* **Work to be completed**: Return the records in full, exactly as given.

-- START --

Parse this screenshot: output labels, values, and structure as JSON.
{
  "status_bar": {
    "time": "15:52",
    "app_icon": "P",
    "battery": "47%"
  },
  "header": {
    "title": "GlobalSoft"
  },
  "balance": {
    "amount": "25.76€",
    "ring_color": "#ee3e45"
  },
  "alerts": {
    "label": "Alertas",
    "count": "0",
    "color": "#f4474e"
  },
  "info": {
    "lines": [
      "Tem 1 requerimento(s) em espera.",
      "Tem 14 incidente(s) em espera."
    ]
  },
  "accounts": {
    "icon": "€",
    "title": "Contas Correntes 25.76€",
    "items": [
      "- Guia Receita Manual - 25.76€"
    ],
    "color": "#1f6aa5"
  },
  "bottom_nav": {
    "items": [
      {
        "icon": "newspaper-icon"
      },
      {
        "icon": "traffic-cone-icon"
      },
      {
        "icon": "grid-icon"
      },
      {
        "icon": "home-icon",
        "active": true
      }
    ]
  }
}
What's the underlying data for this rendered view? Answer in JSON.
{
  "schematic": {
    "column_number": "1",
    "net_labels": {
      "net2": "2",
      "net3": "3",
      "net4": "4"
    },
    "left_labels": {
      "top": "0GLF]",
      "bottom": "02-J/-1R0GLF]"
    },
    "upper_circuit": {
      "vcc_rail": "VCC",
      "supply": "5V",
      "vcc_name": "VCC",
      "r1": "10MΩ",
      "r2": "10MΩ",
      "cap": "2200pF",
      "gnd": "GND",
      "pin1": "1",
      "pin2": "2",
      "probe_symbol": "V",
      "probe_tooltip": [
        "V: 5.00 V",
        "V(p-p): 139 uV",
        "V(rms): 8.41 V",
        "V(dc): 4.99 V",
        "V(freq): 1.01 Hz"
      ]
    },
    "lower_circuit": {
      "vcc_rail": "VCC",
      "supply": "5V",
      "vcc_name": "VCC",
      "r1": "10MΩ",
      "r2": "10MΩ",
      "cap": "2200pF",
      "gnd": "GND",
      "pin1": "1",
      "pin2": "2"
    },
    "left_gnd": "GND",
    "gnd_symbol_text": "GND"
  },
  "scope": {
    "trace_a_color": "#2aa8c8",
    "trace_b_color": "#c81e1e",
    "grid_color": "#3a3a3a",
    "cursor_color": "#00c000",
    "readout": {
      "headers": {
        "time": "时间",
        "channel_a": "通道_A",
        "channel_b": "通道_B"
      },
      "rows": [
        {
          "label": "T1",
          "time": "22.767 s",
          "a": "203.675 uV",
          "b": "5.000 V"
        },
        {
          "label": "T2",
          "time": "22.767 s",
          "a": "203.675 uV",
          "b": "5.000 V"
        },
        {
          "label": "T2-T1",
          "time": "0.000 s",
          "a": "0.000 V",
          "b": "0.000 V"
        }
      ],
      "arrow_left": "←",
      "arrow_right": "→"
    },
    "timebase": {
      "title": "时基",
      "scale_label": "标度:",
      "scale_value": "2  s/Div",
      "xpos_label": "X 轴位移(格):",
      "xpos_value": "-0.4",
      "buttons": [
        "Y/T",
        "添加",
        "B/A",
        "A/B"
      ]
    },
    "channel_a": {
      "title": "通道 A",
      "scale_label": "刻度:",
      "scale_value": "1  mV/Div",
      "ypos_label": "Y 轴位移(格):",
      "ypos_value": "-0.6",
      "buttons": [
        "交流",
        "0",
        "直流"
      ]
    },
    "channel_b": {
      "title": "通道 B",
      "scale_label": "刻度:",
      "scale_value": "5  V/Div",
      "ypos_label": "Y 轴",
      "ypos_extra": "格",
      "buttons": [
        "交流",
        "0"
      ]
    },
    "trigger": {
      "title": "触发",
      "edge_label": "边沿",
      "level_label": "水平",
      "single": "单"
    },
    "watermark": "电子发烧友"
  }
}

-- END --

* **Task response**:
Parse this screenshot: output labels, values, and structure as JSON.
{
  "status_bar": {
    "time": "15:52",
    "app_icon": "P",
    "battery": "47%"
  },
  "header": {
    "title": "GlobalSoft"
  },
  "balance": {
    "amount": "25.76€",
    "ring_color": "#ee3e45"
  },
  "alerts": {
    "label": "Alertas",
    "count": "0",
    "color": "#f4474e"
  },
  "info": {
    "lines": [
      "Tem 1 requerimento(s) em espera.",
      "Tem 14 incidente(s) em espera."
    ]
  },
  "accounts": {
    "icon": "€",
    "title": "Contas Correntes 25.76€",
    "items": [
      "- Guia Receita Manual - 25.76€"
    ],
    "color": "#1f6aa5"
  },
  "bottom_nav": {
    "items": [
      {
        "icon": "newspaper-icon"
      },
      {
        "icon": "traffic-cone-icon"
      },
      {
        "icon": "grid-icon"
      },
      {
        "icon": "home-icon",
        "active": true
      }
    ]
  }
}
What's the underlying data for this rendered view? Answer in JSON.
{
  "schematic": {
    "column_number": "1",
    "net_labels": {
      "net2": "2",
      "net3": "3",
      "net4": "4"
    },
    "left_labels": {
      "top": "0GLF]",
      "bottom": "02-J/-1R0GLF]"
    },
    "upper_circuit": {
      "vcc_rail": "VCC",
      "supply": "5V",
      "vcc_name": "VCC",
      "r1": "10MΩ",
      "r2": "10MΩ",
      "cap": "2200pF",
      "gnd": "GND",
      "pin1": "1",
      "pin2": "2",
      "probe_symbol": "V",
      "probe_tooltip": [
        "V: 5.00 V",
        "V(p-p): 139 uV",
        "V(rms): 8.41 V",
        "V(dc): 4.99 V",
        "V(freq): 1.01 Hz"
      ]
    },
    "lower_circuit": {
      "vcc_rail": "VCC",
      "supply": "5V",
      "vcc_name": "VCC",
      "r1": "10MΩ",
      "r2": "10MΩ",
      "cap": "2200pF",
      "gnd": "GND",
      "pin1": "1",
      "pin2": "2"
    },
    "left_gnd": "GND",
    "gnd_symbol_text": "GND"
  },
  "scope": {
    "trace_a_color": "#2aa8c8",
    "trace_b_color": "#c81e1e",
    "grid_color": "#3a3a3a",
    "cursor_color": "#00c000",
    "readout": {
      "headers": {
        "time": "时间",
        "channel_a": "通道_A",
        "channel_b": "通道_B"
      },
      "rows": [
        {
          "label": "T1",
          "time": "22.767 s",
          "a": "203.675 uV",
          "b": "5.000 V"
        },
        {
          "label": "T2",
          "time": "22.767 s",
          "a": "203.675 uV",
          "b": "5.000 V"
        },
        {
          "label": "T2-T1",
          "time": "0.000 s",
          "a": "0.000 V",
          "b": "0.000 V"
        }
      ],
      "arrow_left": "←",
      "arrow_right": "→"
    },
    "timebase": {
      "title": "时基",
      "scale_label": "标度:",
      "scale_value": "2  s/Div",
      "xpos_label": "X 轴位移(格):",
      "xpos_value": "-0.4",
      "buttons": [
        "Y/T",
        "添加",
        "B/A",
        "A/B"
      ]
    },
    "channel_a": {
      "title": "通道 A",
      "scale_label": "刻度:",
      "scale_value": "1  mV/Div",
      "ypos_label": "Y 轴位移(格):",
      "ypos_value": "-0.6",
      "buttons": [
        "交流",
        "0",
        "直流"
      ]
    },
    "channel_b": {
      "title": "通道 B",
      "scale_label": "刻度:",
      "scale_value": "5  V/Div",
      "ypos_label": "Y 轴",
      "ypos_extra": "格",
      "buttons": [
        "交流",
        "0"
      ]
    },
    "trigger": {
      "title": "触发",
      "edge_label": "边沿",
      "level_label": "水平",
      "single": "单"
    },
    "watermark": "电子发烧友"
  }
}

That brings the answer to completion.